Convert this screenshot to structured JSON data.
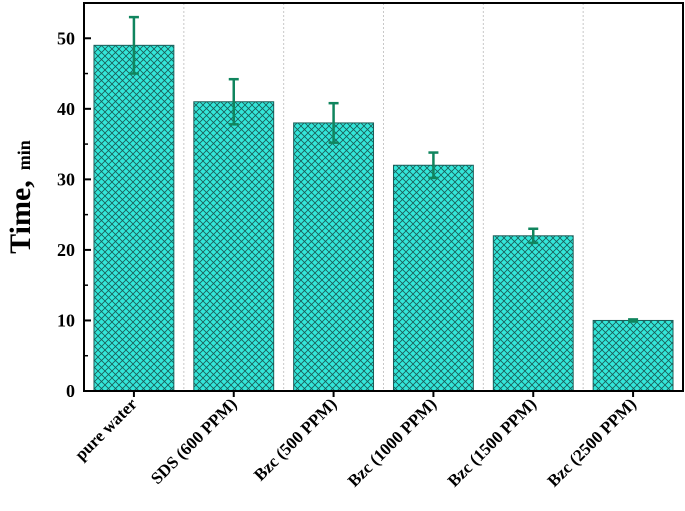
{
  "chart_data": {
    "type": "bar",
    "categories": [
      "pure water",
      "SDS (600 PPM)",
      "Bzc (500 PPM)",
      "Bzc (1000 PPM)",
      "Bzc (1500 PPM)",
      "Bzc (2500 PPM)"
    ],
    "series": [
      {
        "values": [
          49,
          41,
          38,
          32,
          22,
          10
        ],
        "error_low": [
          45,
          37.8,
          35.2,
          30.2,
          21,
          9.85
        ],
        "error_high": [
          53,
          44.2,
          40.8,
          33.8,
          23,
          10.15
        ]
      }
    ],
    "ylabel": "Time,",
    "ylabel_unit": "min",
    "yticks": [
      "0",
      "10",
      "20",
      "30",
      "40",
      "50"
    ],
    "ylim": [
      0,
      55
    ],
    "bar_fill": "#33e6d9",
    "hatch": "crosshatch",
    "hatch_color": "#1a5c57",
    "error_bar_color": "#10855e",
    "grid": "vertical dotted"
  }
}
********
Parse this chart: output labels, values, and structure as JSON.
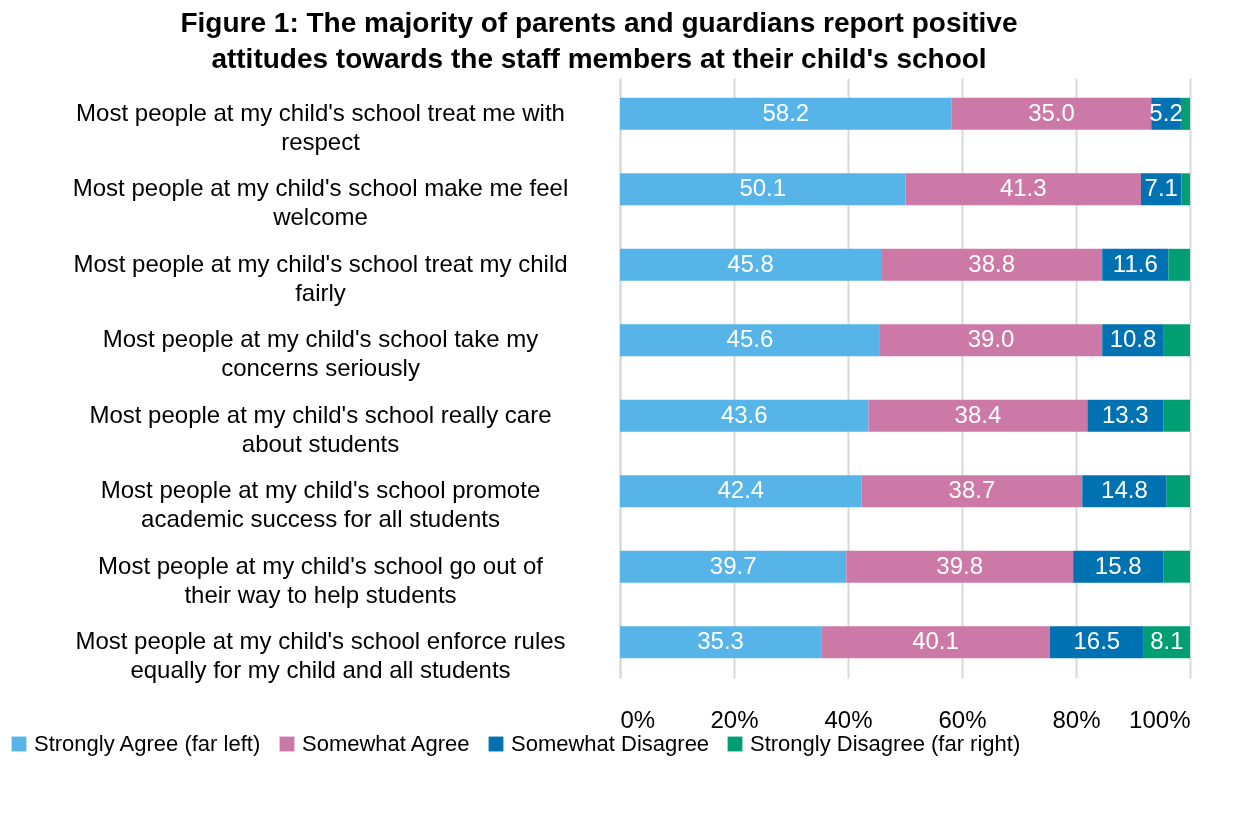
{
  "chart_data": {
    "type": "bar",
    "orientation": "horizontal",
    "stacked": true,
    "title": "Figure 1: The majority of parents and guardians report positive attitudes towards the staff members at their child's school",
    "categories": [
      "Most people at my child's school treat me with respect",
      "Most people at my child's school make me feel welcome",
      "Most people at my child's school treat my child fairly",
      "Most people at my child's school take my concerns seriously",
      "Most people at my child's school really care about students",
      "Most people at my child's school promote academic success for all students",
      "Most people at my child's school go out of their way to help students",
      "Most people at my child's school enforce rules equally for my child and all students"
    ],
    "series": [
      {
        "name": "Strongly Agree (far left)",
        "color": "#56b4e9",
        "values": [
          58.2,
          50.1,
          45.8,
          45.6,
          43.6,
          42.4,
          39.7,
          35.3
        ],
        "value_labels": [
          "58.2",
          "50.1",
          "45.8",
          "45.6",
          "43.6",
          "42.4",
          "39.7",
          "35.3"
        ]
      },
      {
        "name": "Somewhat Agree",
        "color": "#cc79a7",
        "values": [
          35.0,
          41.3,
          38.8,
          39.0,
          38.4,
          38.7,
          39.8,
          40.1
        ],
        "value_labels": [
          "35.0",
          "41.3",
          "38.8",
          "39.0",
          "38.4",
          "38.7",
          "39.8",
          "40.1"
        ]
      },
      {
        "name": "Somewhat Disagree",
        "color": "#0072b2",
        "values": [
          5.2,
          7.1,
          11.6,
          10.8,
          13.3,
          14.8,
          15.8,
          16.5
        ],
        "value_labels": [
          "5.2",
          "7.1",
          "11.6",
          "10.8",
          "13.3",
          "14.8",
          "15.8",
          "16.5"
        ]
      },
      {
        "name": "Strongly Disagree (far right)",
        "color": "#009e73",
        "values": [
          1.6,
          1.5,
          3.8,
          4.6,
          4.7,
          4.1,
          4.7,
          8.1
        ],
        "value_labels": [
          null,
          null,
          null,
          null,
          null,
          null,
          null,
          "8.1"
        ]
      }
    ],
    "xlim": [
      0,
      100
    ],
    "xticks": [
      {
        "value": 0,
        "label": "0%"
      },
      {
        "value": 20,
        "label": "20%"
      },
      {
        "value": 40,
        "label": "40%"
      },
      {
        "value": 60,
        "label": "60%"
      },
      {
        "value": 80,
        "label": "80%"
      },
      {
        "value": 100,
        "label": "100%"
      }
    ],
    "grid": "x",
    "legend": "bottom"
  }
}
********
Exercise brief :: How many lines in the listing above contain "treat"? Answer with the number alone.

Answer :: 2